**SUPPLIED MATERIAL:**
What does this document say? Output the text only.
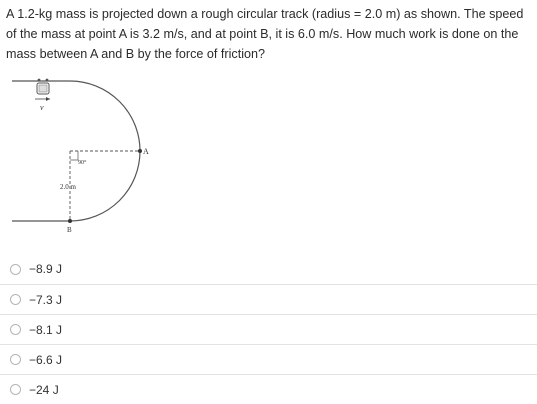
A 1.2-kg mass is projected down a rough circular track (radius = 2.0 m) as shown. The speed of the mass at point A is 3.2 m/s, and at point B, it is 6.0 m/s. How much work is done on the mass between A and B by the force of friction?

v
A
B
90°
2.0 m
−8.9 J
−7.3 J
−8.1 J
−6.6 J
−24 J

**PROBLEM STATEMENT:** Transcribe each entry precisely as given, leaving the pictures out.

**ANSWER TO THIS PROBLEM:**
What does this document say? Output the text only.
A 1.2-kg mass is projected down a rough circular track (radius = 2.0 m) as shown. The speed of the mass at point A is 3.2 m/s, and at point B, it is 6.0 m/s. How much work is done on the mass between A and B by the force of friction?

v
A
B
90°
2.0 m
−8.9 J
−7.3 J
−8.1 J
−6.6 J
−24 J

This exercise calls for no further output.